- Your goal
Each line of the material must be repeated precisely, with the pictures left out.

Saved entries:
* begin *

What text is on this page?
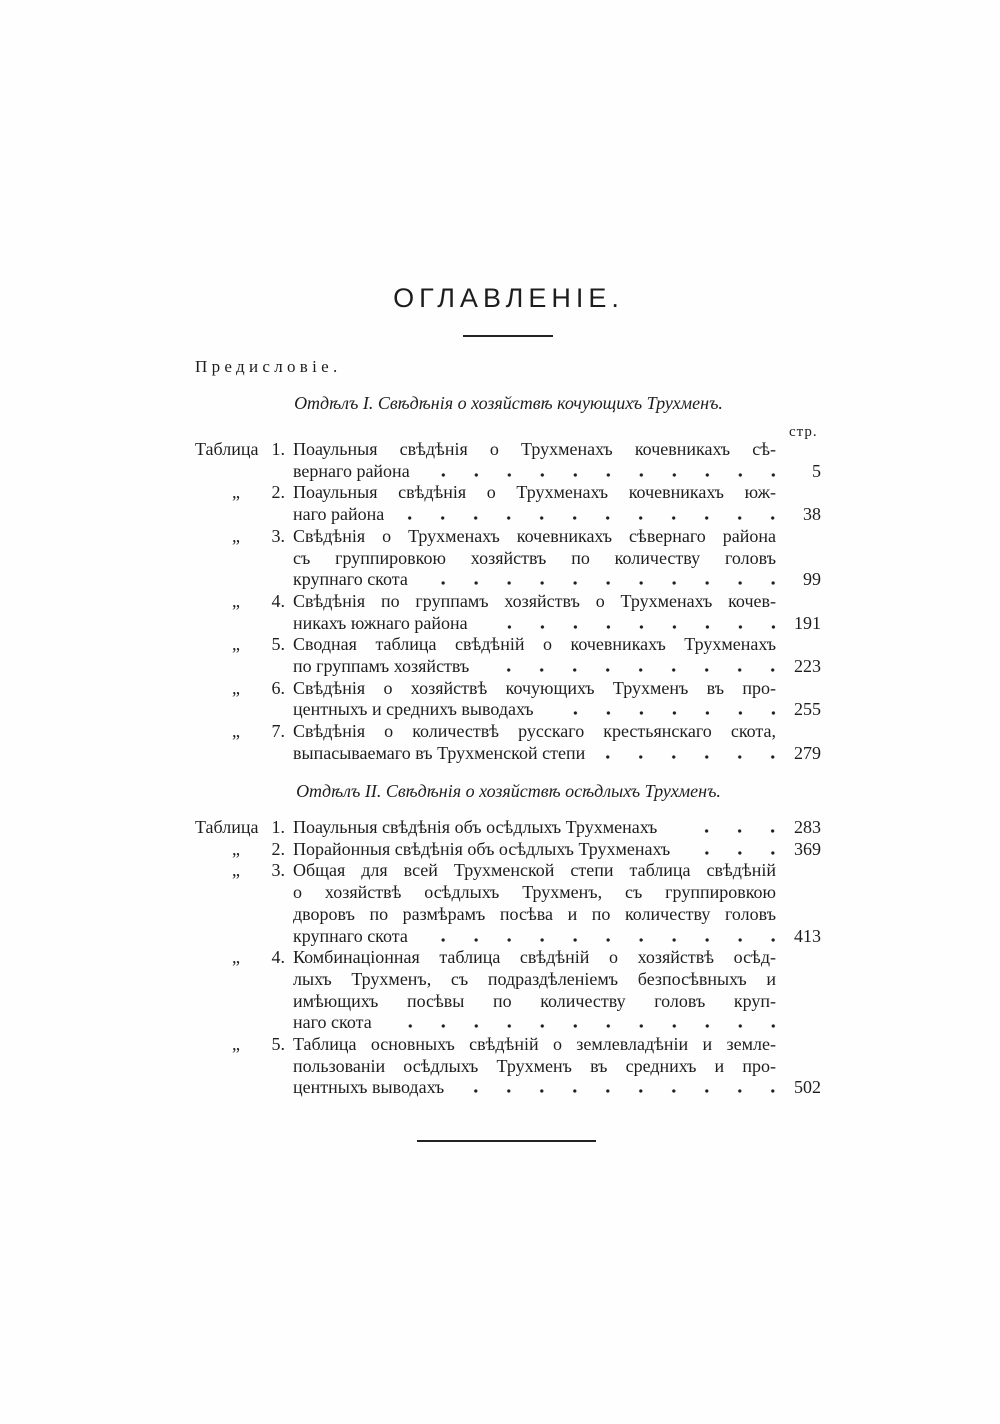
ОГЛАВЛЕНІЕ.
Предисловіе.
Отдѣлъ I. Свѣдѣнія о хозяйствѣ кочующихъ Трухменъ.
стр.
Таблица 1. Поаульныя свѣдѣнія о Трухменахъ кочевникахъ сѣ-
вернаго района	5
„ 2. Поаульныя свѣдѣнія о Трухменахъ кочевникахъ юж-
наго района	38
„ 3. Свѣдѣнія о Трухменахъ кочевникахъ сѣвернаго района
съ группировкою хозяйствъ по количеству головъ
крупнаго скота	99
„ 4. Свѣдѣнія по группамъ хозяйствъ о Трухменахъ кочев-
никахъ южнаго района	191
„ 5. Сводная таблица свѣдѣній о кочевникахъ Трухменахъ
по группамъ хозяйствъ	223
„ 6. Свѣдѣнія о хозяйствѣ кочующихъ Трухменъ въ про-
центныхъ и среднихъ выводахъ	255
„ 7. Свѣдѣнія о количествѣ русскаго крестьянскаго скота,
выпасываемаго въ Трухменской степи	279
Отдѣлъ II. Свѣдѣнія о хозяйствѣ осѣдлыхъ Трухменъ.
Таблица 1. Поаульныя свѣдѣнія объ осѣдлыхъ Трухменахъ	283
„ 2. Порайонныя свѣдѣнія объ осѣдлыхъ Трухменахъ	369
„ 3. Общая для всей Трухменской степи таблица свѣдѣній
о хозяйствѣ осѣдлыхъ Трухменъ, съ группировкою
дворовъ по размѣрамъ посѣва и по количеству головъ
крупнаго скота	413
„ 4. Комбинаціонная таблица свѣдѣній о хозяйствѣ осѣд-
лыхъ Трухменъ, съ подраздѣленіемъ безпосѣвныхъ и
имѣющихъ посѣвы по количеству головъ круп-
наго скота
„ 5. Таблица основныхъ свѣдѣній о землевладѣніи и земле-
пользованіи осѣдлыхъ Трухменъ въ среднихъ и про-
центныхъ выводахъ	502
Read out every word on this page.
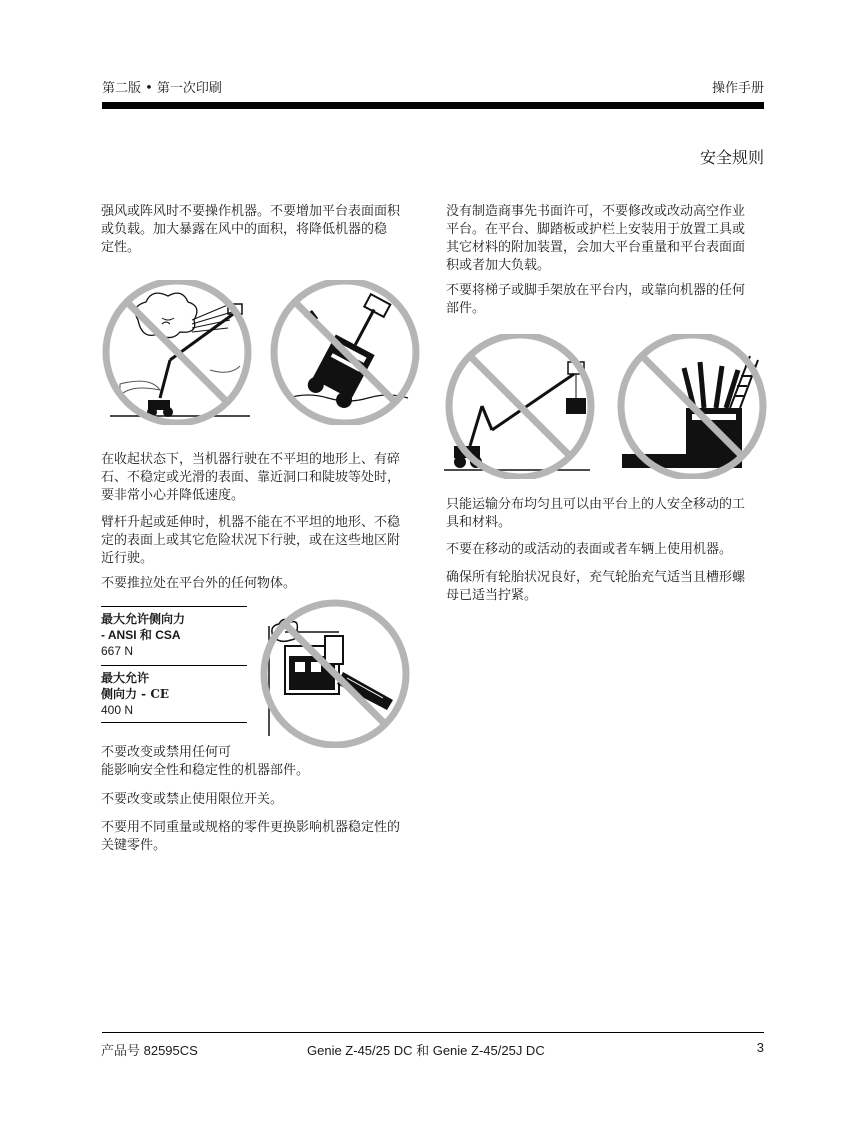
第二版 • 第一次印刷	操作手册
安全规则
强风或阵风时不要操作机器。不要增加平台表面面积
或负载。加大暴露在风中的面积，将降低机器的稳
定性。
在收起状态下，当机器行驶在不平坦的地形上、有碎
石、不稳定或光滑的表面、靠近洞口和陡坡等处时，
要非常小心并降低速度。
臂杆升起或延伸时，机器不能在不平坦的地形、不稳
定的表面上或其它危险状况下行驶，或在这些地区附
近行驶。
不要推拉处在平台外的任何物体。
最大允许侧向力
- ANSI 和 CSA
667 N
最大允许
侧向力 - CE
400 N
不要改变或禁用任何可
能影响安全性和稳定性的机器部件。
不要改变或禁止使用限位开关。
不要用不同重量或规格的零件更换影响机器稳定性的
关键零件。
没有制造商事先书面许可，不要修改或改动高空作业
平台。在平台、脚踏板或护栏上安装用于放置工具或
其它材料的附加装置，会加大平台重量和平台表面面
积或者加大负载。
不要将梯子或脚手架放在平台内，或靠向机器的任何
部件。
只能运输分布均匀且可以由平台上的人安全移动的工
具和材料。
不要在移动的或活动的表面或者车辆上使用机器。
确保所有轮胎状况良好，充气轮胎充气适当且槽形螺
母已适当拧紧。
产品号 82595CS	Genie Z-45/25 DC 和 Genie Z-45/25J DC	3
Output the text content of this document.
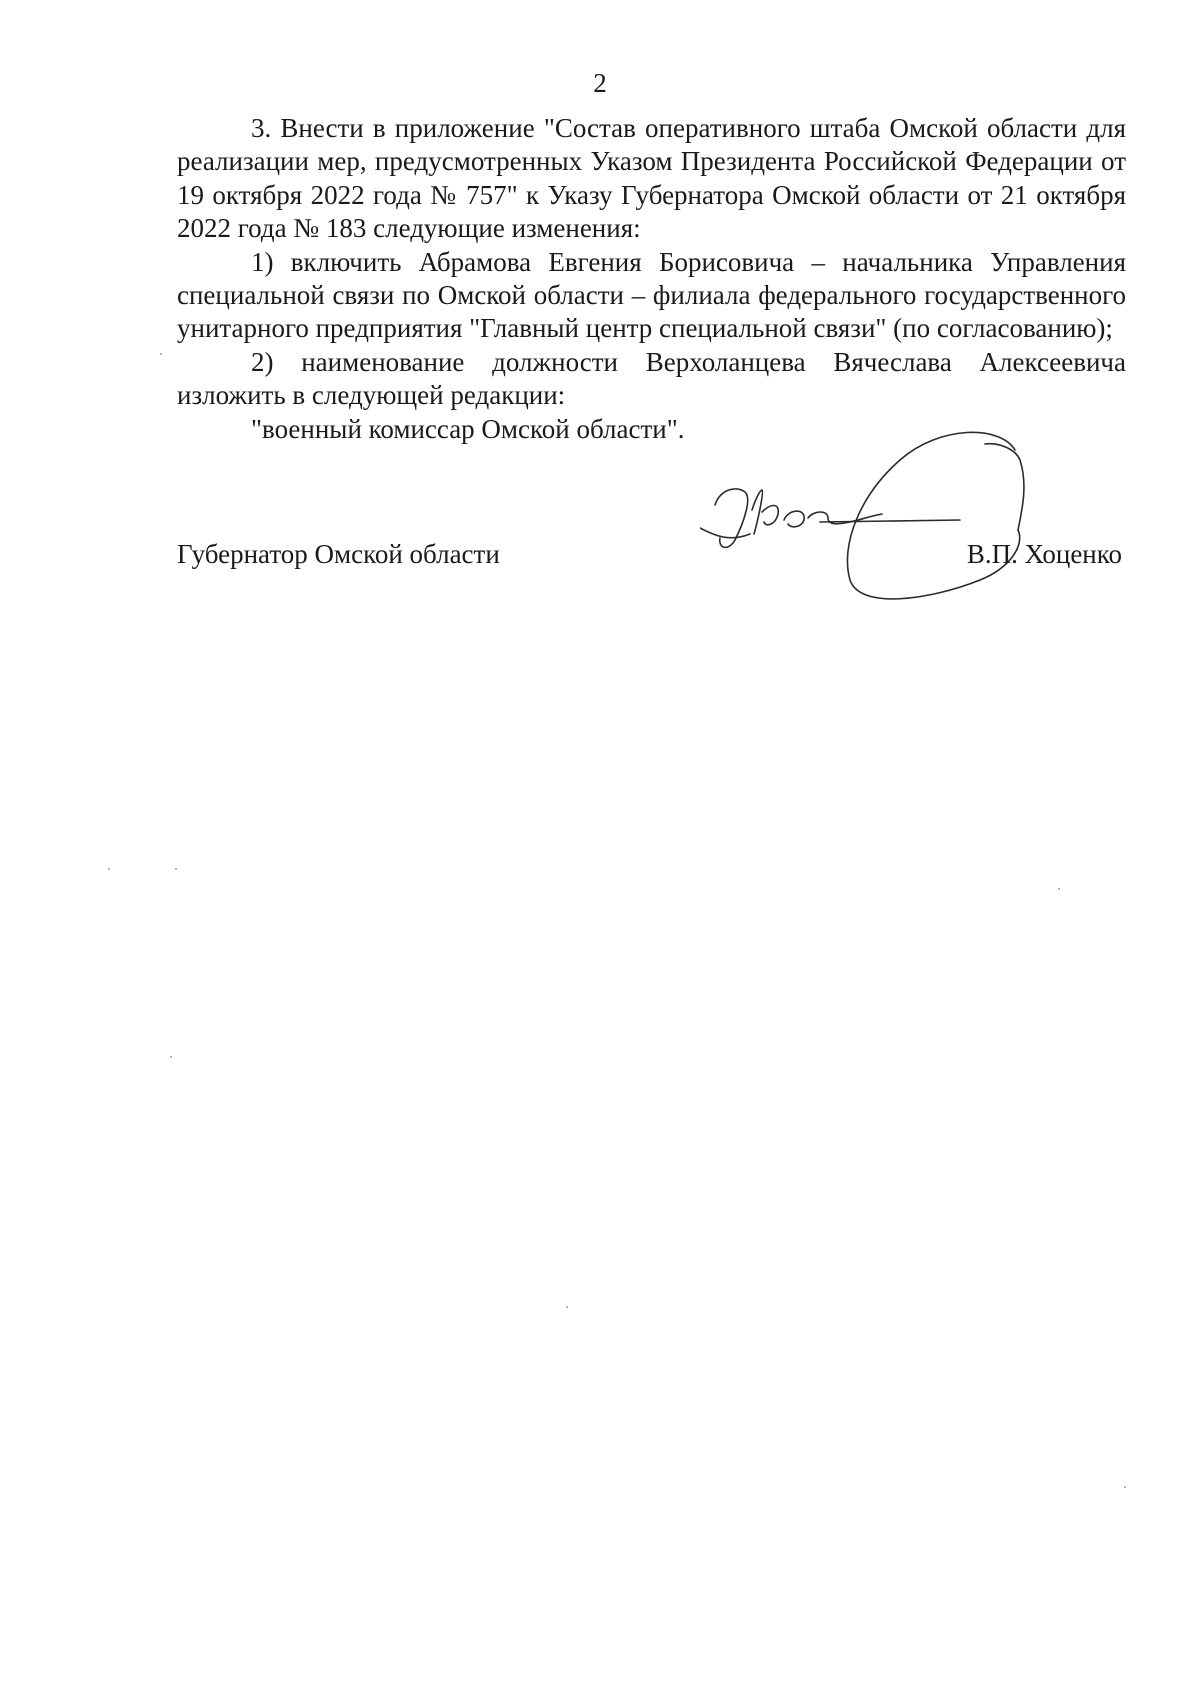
2

3. Внести в приложение "Состав оперативного штаба Омской области для реализации мер, предусмотренных Указом Президента Российской Федерации от 19 октября 2022 года № 757" к Указу Губернатора Омской области от 21 октября 2022 года № 183 следующие изменения:

1) включить Абрамова Евгения Борисовича – начальника Управления специальной связи по Омской области – филиала федерального государственного унитарного предприятия "Главный центр специальной связи" (по согласованию);

2) наименование должности Верхоланцева Вячеслава Алексеевича изложить в следующей редакции:

"военный комиссар Омской области".

Губернатор Омской области	В.П. Хоценко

* end *

- Response to the task
What text is on this page?
ОГЛАВЛЕНІЕ.
Предисловіе.
Отдѣлъ I. Свѣдѣнія о хозяйствѣ кочующихъ Трухменъ.
стр.
Таблица 1. Поаульныя свѣдѣнія о Трухменахъ кочевникахъ сѣ-
вернаго района	5
„ 2. Поаульныя свѣдѣнія о Трухменахъ кочевникахъ юж-
наго района	38
„ 3. Свѣдѣнія о Трухменахъ кочевникахъ сѣвернаго района
съ группировкою хозяйствъ по количеству головъ
крупнаго скота	99
„ 4. Свѣдѣнія по группамъ хозяйствъ о Трухменахъ кочев-
никахъ южнаго района	191
„ 5. Сводная таблица свѣдѣній о кочевникахъ Трухменахъ
по группамъ хозяйствъ	223
„ 6. Свѣдѣнія о хозяйствѣ кочующихъ Трухменъ въ про-
центныхъ и среднихъ выводахъ	255
„ 7. Свѣдѣнія о количествѣ русскаго крестьянскаго скота,
выпасываемаго въ Трухменской степи	279
Отдѣлъ II. Свѣдѣнія о хозяйствѣ осѣдлыхъ Трухменъ.
Таблица 1. Поаульныя свѣдѣнія объ осѣдлыхъ Трухменахъ	283
„ 2. Порайонныя свѣдѣнія объ осѣдлыхъ Трухменахъ	369
„ 3. Общая для всей Трухменской степи таблица свѣдѣній
о хозяйствѣ осѣдлыхъ Трухменъ, съ группировкою
дворовъ по размѣрамъ посѣва и по количеству головъ
крупнаго скота	413
„ 4. Комбинаціонная таблица свѣдѣній о хозяйствѣ осѣд-
лыхъ Трухменъ, съ подраздѣленіемъ безпосѣвныхъ и
имѣющихъ посѣвы по количеству головъ круп-
наго скота
„ 5. Таблица основныхъ свѣдѣній о землевладѣніи и земле-
пользованіи осѣдлыхъ Трухменъ въ среднихъ и про-
центныхъ выводахъ	502
Read out every word on this page.
第二版 • 第一次印刷	操作手册
安全规则
强风或阵风时不要操作机器。不要增加平台表面面积
或负载。加大暴露在风中的面积，将降低机器的稳
定性。
在收起状态下，当机器行驶在不平坦的地形上、有碎
石、不稳定或光滑的表面、靠近洞口和陡坡等处时，
要非常小心并降低速度。
臂杆升起或延伸时，机器不能在不平坦的地形、不稳
定的表面上或其它危险状况下行驶，或在这些地区附
近行驶。
不要推拉处在平台外的任何物体。
最大允许侧向力
- ANSI 和 CSA
667 N
最大允许
侧向力 - CE
400 N
不要改变或禁用任何可
能影响安全性和稳定性的机器部件。
不要改变或禁止使用限位开关。
不要用不同重量或规格的零件更换影响机器稳定性的
关键零件。
没有制造商事先书面许可，不要修改或改动高空作业
平台。在平台、脚踏板或护栏上安装用于放置工具或
其它材料的附加装置，会加大平台重量和平台表面面
积或者加大负载。
不要将梯子或脚手架放在平台内，或靠向机器的任何
部件。
只能运输分布均匀且可以由平台上的人安全移动的工
具和材料。
不要在移动的或活动的表面或者车辆上使用机器。
确保所有轮胎状况良好，充气轮胎充气适当且槽形螺
母已适当拧紧。
产品号 82595CS	Genie Z-45/25 DC 和 Genie Z-45/25J DC	3
Output the text content of this document.
2

3. Внести в приложение "Состав оперативного штаба Омской области для реализации мер, предусмотренных Указом Президента Российской Федерации от 19 октября 2022 года № 757" к Указу Губернатора Омской области от 21 октября 2022 года № 183 следующие изменения:

1) включить Абрамова Евгения Борисовича – начальника Управления специальной связи по Омской области – филиала федерального государственного унитарного предприятия "Главный центр специальной связи" (по согласованию);

2) наименование должности Верхоланцева Вячеслава Алексеевича изложить в следующей редакции:

"военный комиссар Омской области".

Губернатор Омской области	В.П. Хоценко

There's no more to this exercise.